OBJECTIVE
Pull out each line of the records holding the string "bustamante".

+-------+

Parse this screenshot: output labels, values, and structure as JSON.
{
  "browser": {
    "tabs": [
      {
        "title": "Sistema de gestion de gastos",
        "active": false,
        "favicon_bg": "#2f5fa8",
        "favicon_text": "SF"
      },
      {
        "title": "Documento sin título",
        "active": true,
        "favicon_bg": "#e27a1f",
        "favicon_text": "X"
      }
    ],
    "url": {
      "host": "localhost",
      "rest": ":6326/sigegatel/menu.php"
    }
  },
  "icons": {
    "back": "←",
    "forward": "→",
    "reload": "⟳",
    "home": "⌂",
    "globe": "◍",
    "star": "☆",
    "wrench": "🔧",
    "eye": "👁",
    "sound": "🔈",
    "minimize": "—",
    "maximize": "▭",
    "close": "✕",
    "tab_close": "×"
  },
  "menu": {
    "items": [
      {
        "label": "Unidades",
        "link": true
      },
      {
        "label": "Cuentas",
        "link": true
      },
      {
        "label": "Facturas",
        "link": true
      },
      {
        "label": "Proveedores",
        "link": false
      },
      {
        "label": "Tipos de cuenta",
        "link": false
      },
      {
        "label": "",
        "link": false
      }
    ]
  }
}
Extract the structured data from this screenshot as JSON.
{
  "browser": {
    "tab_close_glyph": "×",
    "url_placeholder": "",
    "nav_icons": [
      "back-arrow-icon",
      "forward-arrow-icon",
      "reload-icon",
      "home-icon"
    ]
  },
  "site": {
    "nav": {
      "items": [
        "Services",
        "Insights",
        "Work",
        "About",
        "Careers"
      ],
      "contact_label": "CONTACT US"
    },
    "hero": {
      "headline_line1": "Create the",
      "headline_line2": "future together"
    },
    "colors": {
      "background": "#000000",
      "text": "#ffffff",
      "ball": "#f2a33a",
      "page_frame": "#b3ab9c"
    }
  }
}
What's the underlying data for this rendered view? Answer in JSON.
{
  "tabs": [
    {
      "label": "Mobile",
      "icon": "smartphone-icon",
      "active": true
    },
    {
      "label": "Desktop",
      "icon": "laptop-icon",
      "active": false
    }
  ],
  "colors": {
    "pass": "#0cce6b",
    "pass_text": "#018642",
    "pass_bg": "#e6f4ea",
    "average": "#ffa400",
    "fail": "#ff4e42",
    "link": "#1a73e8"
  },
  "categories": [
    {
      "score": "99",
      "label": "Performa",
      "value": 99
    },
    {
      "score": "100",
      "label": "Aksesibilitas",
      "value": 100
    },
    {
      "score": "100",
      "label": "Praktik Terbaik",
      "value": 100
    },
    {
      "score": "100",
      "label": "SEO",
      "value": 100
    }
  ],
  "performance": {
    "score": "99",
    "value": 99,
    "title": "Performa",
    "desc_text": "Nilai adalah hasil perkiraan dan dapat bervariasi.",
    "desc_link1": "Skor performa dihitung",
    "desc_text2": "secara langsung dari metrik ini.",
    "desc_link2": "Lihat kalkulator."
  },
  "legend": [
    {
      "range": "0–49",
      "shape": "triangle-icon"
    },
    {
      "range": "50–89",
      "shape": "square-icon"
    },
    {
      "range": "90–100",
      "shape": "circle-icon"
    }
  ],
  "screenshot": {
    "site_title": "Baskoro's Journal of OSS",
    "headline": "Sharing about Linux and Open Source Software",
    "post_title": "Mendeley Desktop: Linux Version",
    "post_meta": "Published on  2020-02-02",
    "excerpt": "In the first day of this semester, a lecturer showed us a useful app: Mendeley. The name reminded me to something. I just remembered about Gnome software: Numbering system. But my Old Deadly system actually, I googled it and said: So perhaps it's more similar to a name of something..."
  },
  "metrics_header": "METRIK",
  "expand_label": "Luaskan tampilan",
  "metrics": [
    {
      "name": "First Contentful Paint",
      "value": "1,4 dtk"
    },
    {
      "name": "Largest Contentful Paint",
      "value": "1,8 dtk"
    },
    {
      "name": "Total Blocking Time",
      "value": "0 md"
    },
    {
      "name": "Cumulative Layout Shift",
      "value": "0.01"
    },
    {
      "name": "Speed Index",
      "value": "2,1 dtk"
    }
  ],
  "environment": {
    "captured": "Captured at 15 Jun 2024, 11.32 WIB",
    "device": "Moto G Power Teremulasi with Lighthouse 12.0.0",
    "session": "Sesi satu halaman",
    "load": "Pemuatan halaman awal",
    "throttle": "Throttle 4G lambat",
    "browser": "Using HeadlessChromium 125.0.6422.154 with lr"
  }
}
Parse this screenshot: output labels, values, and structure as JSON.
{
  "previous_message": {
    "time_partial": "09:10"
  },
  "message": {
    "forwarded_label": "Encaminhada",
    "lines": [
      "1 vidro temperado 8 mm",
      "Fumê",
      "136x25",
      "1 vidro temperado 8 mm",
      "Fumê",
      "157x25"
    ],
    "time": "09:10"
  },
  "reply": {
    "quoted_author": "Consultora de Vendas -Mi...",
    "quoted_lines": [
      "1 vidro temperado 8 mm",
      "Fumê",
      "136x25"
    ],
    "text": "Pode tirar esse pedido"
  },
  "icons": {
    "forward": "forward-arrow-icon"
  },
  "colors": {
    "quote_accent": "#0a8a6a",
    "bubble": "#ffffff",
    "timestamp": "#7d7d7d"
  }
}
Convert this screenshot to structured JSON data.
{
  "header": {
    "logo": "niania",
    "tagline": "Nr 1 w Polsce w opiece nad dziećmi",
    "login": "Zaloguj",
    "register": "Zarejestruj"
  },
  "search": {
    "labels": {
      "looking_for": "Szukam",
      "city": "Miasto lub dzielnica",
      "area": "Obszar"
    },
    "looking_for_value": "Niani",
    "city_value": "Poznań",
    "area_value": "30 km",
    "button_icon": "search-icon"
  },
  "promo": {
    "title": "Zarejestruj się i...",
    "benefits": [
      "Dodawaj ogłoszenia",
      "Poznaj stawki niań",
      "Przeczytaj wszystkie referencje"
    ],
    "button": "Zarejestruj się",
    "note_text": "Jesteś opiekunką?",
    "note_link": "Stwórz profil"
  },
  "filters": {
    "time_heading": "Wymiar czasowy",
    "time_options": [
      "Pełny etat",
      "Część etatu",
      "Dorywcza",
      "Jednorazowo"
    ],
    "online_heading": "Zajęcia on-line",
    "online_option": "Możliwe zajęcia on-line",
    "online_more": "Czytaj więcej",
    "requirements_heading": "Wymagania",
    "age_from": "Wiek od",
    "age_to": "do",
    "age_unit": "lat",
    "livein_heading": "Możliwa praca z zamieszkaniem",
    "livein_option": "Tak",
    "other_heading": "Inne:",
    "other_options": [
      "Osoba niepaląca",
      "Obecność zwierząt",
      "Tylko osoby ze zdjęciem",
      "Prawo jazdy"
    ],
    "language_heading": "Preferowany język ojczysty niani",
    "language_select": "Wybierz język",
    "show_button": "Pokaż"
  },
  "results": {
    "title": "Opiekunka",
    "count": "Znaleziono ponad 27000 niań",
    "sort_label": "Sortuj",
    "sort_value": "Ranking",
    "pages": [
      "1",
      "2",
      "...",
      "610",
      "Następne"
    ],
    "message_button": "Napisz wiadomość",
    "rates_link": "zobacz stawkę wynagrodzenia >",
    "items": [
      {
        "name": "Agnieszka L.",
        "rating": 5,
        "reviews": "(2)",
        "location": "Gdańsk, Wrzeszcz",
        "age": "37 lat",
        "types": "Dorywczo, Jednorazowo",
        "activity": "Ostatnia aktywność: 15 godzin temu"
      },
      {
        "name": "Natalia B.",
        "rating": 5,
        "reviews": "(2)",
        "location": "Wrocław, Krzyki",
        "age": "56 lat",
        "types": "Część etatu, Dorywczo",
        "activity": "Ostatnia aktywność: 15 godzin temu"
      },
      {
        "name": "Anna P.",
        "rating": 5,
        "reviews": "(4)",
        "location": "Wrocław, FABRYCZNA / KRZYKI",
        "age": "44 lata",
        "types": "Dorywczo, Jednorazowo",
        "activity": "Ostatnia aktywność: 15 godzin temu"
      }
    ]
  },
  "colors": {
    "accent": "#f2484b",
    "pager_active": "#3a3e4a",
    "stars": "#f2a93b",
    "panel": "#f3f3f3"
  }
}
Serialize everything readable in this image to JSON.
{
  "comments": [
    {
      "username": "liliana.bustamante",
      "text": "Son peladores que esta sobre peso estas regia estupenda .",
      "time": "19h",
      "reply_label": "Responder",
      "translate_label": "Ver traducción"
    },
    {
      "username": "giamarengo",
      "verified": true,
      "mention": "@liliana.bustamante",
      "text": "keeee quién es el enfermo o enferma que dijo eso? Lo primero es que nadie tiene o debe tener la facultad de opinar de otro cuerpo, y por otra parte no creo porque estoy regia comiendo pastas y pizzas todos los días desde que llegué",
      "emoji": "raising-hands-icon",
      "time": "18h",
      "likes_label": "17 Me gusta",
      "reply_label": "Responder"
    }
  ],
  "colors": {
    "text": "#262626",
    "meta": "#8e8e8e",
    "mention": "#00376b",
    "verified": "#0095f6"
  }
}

+-------+

ANSWER TO THIS PROBLEM
      "username": "liliana.bustamante",
      "mention": "@liliana.bustamante",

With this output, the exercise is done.